» **EXERCISE AIM**:
Look through the material below, count the lines containing the word "Портфель", and state only the count.

» **MATERIAL PROVIDED**:
######

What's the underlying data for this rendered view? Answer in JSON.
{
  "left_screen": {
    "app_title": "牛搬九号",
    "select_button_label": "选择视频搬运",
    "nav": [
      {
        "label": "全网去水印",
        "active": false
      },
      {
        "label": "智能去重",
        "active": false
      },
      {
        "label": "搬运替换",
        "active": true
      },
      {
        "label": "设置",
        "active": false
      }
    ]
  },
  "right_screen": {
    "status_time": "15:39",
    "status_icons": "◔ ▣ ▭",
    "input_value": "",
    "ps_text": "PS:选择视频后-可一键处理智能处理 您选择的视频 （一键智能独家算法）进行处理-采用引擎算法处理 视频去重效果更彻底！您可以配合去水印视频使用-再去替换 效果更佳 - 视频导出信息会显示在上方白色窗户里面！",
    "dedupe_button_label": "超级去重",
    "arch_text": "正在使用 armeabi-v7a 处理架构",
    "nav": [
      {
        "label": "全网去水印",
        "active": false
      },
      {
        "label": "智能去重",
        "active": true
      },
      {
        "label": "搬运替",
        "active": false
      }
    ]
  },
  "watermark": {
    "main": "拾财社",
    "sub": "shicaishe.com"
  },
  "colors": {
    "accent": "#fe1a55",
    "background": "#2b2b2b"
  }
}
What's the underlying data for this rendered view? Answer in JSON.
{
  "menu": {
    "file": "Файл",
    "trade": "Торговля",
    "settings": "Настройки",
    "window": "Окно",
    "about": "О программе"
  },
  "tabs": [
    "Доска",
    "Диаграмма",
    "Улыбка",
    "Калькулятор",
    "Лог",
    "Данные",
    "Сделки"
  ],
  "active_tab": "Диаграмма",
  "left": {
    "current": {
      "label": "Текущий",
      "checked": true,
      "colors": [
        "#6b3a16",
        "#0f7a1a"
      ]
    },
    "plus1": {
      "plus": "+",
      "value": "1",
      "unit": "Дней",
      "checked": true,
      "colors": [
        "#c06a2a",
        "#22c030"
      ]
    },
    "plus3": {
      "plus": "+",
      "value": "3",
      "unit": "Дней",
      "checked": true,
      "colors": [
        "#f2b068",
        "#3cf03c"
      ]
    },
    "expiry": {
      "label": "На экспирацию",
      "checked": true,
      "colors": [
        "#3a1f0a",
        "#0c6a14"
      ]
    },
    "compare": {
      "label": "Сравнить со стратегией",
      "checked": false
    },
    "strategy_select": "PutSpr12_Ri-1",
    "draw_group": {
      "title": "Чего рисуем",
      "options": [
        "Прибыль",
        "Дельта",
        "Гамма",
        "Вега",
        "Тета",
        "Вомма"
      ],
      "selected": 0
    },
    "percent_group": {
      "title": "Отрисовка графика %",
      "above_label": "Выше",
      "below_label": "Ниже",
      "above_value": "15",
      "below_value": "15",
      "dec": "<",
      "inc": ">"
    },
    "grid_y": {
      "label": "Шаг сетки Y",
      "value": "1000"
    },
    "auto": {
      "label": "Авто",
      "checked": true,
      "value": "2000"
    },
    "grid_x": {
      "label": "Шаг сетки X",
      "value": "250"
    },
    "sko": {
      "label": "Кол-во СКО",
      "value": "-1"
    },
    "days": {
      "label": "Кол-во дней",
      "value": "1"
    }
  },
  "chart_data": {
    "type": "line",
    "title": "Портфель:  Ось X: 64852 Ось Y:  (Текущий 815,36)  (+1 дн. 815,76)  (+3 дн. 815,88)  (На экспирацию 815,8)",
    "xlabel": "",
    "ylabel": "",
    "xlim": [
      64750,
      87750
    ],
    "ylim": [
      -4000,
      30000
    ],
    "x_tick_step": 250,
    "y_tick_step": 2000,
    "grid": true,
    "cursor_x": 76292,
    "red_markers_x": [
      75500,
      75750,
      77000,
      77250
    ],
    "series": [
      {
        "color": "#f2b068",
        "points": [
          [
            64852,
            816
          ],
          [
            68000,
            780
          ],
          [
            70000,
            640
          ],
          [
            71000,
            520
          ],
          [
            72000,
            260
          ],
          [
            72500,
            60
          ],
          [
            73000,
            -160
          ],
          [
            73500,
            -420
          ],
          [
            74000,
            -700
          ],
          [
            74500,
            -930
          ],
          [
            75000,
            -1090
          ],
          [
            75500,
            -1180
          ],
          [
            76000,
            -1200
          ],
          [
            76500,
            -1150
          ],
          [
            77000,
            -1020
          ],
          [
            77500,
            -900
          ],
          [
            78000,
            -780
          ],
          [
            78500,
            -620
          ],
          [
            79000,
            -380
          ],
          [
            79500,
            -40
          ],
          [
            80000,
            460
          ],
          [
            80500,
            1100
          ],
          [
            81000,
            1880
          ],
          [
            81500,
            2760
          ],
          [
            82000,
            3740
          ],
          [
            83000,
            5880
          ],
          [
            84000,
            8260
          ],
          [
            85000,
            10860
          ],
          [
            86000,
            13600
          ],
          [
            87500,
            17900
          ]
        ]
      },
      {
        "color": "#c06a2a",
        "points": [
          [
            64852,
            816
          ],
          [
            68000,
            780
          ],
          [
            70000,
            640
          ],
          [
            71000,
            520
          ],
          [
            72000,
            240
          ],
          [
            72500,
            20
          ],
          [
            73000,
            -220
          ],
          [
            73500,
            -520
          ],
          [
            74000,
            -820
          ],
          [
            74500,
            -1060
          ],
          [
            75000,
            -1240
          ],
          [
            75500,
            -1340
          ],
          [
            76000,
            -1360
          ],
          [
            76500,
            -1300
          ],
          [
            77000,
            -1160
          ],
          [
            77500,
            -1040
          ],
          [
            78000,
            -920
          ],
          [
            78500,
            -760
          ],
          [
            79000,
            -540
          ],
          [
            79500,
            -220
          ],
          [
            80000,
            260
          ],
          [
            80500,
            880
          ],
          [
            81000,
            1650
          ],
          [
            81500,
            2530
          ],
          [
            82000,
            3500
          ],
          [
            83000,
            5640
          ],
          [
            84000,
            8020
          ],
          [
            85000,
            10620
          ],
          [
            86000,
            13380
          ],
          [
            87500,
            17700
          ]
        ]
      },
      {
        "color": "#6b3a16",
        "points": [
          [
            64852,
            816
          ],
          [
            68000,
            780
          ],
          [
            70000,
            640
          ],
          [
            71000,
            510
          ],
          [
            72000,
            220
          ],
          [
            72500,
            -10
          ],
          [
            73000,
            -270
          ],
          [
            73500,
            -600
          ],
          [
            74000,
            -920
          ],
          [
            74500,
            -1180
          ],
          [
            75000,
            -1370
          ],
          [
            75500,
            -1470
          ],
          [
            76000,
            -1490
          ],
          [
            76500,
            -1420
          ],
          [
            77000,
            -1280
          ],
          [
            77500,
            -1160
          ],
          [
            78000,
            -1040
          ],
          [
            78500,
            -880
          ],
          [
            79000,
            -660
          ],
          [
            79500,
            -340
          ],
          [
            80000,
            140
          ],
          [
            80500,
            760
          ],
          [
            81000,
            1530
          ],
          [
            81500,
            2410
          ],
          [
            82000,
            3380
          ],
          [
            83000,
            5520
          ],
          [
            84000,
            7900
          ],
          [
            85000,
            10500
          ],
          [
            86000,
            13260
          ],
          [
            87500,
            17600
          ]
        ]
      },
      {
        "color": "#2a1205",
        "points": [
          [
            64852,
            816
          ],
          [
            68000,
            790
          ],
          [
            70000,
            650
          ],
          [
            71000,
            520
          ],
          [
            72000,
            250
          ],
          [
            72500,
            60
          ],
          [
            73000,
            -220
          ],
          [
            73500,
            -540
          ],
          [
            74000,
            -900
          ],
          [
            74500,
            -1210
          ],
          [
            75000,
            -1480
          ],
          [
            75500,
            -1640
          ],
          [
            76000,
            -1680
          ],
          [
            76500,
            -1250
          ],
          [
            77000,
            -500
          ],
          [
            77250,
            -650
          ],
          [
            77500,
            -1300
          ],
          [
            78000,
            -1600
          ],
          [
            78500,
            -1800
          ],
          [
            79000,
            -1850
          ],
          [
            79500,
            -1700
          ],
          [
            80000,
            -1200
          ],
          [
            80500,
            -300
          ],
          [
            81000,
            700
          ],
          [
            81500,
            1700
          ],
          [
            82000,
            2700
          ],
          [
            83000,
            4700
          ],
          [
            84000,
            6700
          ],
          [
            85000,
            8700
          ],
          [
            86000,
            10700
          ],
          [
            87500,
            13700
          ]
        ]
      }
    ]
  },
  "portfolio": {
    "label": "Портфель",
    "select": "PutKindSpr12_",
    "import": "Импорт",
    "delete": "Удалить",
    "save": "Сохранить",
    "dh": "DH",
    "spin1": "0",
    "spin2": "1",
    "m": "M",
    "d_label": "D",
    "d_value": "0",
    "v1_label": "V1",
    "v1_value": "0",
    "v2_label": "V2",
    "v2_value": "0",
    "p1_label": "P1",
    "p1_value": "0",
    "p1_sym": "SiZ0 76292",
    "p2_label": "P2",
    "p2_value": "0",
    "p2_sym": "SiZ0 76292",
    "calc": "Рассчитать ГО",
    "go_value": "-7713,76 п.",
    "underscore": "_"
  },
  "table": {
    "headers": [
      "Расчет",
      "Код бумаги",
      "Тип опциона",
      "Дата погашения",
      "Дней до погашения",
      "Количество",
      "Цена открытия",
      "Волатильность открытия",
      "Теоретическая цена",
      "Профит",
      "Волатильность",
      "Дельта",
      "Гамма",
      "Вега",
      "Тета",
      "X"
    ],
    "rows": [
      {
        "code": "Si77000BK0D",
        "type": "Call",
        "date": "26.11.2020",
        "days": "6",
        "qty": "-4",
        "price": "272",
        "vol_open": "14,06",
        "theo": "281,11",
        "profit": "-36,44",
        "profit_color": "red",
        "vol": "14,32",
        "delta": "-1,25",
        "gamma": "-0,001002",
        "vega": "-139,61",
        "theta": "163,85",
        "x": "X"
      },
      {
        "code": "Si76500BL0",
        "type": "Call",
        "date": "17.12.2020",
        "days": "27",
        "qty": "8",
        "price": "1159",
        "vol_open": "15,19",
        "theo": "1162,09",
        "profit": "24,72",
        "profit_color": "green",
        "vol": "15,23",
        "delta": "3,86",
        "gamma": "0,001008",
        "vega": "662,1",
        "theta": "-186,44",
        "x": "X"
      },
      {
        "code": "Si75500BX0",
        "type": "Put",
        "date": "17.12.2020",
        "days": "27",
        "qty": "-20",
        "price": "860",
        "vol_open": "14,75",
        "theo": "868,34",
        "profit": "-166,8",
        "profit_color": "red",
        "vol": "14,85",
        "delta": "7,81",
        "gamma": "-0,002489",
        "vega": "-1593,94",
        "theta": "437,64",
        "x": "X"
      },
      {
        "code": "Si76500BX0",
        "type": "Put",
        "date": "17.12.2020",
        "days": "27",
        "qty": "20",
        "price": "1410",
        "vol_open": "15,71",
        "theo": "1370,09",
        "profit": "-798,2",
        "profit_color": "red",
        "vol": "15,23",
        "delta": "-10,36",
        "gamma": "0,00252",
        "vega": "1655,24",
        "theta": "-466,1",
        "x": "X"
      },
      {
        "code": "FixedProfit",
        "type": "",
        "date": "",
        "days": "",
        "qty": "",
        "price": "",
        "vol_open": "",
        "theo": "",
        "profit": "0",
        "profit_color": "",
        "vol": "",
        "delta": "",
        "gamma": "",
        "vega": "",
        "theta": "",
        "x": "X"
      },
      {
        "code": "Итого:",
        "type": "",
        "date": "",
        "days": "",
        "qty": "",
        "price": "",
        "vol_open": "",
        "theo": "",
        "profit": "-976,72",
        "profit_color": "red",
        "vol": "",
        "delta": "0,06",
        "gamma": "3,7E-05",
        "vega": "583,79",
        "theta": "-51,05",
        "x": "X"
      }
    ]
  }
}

######

» **SOLVED EXERCISE**:
2